[Stored data entries]
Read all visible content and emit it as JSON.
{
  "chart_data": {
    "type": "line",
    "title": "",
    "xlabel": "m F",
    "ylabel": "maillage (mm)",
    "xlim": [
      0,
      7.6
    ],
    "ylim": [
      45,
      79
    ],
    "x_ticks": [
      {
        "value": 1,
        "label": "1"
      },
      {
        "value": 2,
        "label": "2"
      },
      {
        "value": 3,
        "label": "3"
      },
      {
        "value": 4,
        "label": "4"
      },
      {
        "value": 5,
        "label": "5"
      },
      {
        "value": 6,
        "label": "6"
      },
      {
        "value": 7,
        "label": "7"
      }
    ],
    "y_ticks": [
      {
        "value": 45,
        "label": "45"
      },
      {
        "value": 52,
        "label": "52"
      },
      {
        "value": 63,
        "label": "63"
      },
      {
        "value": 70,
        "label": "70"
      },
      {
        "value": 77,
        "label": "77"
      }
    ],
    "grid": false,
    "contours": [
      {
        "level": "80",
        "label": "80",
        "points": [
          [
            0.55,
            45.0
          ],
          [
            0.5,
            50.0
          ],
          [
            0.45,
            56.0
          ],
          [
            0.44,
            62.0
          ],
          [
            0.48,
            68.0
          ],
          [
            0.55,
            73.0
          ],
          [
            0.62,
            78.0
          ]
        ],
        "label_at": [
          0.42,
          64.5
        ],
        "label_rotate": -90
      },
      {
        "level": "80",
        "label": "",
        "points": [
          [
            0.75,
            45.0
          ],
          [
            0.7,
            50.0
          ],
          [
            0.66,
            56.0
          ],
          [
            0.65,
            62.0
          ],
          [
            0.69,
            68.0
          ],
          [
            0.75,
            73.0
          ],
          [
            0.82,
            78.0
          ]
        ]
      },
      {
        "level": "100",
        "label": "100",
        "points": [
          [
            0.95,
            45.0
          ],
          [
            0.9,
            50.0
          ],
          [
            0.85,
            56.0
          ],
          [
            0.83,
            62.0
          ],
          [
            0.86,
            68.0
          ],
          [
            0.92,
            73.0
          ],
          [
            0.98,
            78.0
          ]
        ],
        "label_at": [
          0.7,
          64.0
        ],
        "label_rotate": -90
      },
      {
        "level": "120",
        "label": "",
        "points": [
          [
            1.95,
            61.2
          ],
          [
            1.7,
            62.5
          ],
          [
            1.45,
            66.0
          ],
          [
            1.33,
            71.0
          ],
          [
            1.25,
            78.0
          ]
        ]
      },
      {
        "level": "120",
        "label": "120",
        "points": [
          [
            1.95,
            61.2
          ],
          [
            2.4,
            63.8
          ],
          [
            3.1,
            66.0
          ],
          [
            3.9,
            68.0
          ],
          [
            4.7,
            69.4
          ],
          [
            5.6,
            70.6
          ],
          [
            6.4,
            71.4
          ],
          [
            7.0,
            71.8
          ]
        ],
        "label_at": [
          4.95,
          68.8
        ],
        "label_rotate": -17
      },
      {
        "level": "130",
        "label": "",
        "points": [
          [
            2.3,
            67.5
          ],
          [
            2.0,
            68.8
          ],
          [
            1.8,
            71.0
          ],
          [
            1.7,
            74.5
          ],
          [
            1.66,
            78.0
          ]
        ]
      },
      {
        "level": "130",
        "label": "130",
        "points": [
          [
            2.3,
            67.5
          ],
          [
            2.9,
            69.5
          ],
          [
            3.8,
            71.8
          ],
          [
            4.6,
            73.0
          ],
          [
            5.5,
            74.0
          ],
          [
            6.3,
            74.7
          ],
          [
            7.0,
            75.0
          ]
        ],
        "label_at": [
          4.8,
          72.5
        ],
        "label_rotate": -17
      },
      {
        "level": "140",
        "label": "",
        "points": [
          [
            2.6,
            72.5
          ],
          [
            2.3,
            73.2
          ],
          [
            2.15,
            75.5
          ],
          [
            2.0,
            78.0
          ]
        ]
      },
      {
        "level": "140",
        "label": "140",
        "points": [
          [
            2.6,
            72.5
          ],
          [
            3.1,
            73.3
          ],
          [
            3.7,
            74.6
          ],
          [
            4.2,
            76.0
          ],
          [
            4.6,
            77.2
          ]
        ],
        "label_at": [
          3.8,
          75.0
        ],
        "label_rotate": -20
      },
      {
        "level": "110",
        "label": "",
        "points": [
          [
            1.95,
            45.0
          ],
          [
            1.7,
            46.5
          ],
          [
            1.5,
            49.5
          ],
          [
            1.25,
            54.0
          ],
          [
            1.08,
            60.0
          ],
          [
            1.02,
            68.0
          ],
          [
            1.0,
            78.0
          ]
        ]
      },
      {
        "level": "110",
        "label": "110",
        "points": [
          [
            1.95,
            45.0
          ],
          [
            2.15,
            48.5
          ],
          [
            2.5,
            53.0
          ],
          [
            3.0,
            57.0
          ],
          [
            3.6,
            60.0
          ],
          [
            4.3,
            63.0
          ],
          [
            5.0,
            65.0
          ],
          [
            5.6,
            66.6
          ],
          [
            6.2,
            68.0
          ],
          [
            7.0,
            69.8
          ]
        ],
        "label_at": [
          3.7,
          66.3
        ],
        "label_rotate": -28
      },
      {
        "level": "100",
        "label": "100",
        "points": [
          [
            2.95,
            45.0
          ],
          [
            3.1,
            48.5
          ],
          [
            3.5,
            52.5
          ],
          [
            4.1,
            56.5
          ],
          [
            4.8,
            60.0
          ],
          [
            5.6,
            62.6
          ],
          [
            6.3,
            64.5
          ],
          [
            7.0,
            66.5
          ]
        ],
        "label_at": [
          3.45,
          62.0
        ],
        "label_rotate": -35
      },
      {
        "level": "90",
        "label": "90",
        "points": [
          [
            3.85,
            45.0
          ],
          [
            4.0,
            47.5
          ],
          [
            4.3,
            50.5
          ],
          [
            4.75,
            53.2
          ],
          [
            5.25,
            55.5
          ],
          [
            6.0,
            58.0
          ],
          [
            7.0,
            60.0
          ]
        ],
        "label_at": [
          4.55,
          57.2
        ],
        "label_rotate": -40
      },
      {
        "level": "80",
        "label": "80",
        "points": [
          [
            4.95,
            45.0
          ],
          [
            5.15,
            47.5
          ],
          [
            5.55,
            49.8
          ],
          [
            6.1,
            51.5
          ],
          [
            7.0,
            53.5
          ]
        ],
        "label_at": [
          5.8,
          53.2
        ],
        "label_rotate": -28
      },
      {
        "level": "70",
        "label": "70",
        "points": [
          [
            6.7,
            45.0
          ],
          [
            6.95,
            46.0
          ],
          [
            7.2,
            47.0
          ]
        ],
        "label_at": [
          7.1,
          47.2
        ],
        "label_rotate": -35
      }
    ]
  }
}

— WHAT YOU HAVE TO DO —
Pull out every line above that holds the word "value".

— RESULT OF THE EXERCISE —
        "value": 1,
        "value": 2,
        "value": 3,
        "value": 4,
        "value": 5,
        "value": 6,
        "value": 7,
        "value": 45,
        "value": 52,
        "value": 63,
        "value": 70,
        "value": 77,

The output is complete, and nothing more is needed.